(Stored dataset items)
+ + + +

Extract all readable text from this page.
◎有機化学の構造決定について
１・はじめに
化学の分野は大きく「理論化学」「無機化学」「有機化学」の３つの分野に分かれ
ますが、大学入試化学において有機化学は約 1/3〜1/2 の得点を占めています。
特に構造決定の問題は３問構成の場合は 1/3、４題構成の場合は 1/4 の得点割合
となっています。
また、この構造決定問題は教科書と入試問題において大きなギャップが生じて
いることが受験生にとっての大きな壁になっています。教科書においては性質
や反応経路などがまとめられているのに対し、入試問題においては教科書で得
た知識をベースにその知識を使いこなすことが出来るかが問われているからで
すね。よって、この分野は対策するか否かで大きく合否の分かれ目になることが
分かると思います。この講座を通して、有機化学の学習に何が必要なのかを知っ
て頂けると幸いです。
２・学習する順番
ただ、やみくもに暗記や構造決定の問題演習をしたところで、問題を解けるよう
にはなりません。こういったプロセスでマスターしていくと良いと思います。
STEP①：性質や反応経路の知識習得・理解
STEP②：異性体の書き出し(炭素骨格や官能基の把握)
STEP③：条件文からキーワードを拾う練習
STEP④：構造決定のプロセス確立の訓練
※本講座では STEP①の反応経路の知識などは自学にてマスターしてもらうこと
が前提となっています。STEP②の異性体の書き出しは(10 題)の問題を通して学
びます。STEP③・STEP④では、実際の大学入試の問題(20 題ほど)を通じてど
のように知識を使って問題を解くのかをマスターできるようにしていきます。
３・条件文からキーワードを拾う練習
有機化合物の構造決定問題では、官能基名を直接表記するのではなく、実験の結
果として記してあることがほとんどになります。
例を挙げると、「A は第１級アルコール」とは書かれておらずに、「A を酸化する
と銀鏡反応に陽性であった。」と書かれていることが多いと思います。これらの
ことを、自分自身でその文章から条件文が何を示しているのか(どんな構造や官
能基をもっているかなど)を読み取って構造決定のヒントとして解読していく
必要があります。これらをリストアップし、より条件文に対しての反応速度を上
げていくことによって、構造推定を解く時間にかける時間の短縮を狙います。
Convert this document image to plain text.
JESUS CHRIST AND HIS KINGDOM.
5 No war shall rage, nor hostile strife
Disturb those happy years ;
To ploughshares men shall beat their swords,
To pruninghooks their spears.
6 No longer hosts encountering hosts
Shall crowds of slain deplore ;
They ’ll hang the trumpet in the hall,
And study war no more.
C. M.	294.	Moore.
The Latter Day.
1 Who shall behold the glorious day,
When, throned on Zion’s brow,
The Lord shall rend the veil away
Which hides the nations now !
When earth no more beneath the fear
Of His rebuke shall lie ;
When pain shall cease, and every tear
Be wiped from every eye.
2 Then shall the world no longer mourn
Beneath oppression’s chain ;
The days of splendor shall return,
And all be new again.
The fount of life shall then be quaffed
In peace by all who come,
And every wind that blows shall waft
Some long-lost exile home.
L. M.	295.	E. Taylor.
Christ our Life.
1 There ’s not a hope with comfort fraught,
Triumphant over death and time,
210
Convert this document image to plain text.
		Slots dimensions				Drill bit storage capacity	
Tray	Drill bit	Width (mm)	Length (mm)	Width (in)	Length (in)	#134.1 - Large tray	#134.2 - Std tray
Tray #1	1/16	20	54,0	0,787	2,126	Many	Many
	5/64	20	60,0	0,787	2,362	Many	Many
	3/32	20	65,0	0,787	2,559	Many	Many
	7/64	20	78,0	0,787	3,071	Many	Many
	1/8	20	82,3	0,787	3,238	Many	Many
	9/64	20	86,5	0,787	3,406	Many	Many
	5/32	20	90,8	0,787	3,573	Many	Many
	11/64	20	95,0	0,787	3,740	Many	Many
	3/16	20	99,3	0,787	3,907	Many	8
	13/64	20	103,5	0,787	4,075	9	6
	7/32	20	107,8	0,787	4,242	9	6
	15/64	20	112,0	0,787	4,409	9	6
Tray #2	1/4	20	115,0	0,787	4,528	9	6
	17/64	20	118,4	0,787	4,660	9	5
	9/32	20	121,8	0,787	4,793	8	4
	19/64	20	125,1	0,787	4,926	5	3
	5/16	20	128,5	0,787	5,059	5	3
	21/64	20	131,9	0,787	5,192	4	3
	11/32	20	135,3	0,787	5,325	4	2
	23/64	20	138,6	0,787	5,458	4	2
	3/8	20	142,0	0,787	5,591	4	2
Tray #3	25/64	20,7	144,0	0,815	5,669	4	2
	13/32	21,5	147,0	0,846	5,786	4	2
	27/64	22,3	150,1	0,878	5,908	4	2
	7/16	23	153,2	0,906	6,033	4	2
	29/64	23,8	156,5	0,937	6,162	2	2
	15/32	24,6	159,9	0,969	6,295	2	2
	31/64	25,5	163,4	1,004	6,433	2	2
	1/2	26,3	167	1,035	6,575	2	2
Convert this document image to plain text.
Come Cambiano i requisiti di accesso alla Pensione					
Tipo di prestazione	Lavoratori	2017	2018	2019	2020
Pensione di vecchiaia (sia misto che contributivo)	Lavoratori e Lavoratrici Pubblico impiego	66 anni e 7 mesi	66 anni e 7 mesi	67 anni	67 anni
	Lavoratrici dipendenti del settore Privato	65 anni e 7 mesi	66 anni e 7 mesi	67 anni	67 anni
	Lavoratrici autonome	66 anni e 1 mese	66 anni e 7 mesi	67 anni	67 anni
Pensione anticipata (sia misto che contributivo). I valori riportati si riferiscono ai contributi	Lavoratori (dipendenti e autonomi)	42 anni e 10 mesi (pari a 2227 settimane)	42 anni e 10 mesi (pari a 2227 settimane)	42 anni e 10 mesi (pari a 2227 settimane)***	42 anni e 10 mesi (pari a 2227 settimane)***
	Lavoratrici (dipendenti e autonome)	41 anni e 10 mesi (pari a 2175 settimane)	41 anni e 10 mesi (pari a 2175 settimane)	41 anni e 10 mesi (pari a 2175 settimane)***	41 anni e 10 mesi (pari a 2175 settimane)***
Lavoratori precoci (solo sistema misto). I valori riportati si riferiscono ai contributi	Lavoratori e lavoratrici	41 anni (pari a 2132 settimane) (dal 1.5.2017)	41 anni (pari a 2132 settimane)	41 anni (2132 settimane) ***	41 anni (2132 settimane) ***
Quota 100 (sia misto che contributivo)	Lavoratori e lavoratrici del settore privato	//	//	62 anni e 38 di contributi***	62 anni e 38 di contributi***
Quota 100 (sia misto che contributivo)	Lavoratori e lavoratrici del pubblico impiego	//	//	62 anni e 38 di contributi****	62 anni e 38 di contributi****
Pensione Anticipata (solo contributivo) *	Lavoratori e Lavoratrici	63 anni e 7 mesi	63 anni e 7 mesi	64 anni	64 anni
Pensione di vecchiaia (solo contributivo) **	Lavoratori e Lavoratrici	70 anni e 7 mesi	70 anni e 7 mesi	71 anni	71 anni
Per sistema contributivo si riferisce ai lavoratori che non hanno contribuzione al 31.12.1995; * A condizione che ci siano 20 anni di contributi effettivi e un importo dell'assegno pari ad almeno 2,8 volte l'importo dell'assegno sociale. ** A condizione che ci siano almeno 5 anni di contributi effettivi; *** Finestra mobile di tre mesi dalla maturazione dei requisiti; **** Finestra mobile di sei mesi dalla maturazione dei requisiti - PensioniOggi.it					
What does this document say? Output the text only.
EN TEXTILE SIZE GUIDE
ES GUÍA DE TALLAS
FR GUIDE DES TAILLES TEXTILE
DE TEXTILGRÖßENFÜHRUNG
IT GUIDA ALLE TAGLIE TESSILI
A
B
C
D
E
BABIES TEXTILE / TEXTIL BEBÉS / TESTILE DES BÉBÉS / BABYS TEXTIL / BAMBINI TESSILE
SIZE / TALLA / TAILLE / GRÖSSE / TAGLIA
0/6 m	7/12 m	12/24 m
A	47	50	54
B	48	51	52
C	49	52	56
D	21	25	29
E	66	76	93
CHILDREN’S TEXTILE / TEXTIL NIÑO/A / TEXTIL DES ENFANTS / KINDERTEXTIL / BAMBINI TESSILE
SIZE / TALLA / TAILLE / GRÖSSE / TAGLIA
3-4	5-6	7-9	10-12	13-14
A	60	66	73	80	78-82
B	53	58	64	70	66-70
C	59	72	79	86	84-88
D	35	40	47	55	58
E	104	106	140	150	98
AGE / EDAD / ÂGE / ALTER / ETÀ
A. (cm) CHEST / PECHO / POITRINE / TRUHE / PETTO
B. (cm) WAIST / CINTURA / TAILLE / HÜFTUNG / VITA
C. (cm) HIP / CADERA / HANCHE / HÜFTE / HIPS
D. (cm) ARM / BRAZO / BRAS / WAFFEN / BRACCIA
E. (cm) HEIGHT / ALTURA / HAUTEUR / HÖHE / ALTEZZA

+ + + +

> _EXERCISE TASK_: Which lines hold the word "settore"? Copy all of them.

> _SOLUTION_:
	Lavoratrici dipendenti del settore Privato	65 anni e 7 mesi	66 anni e 7 mesi	67 anni	67 anni
Quota 100 (sia misto che contributivo)	Lavoratori e lavoratrici del settore privato	//	//	62 anni e 38 di contributi***	62 anni e 38 di contributi***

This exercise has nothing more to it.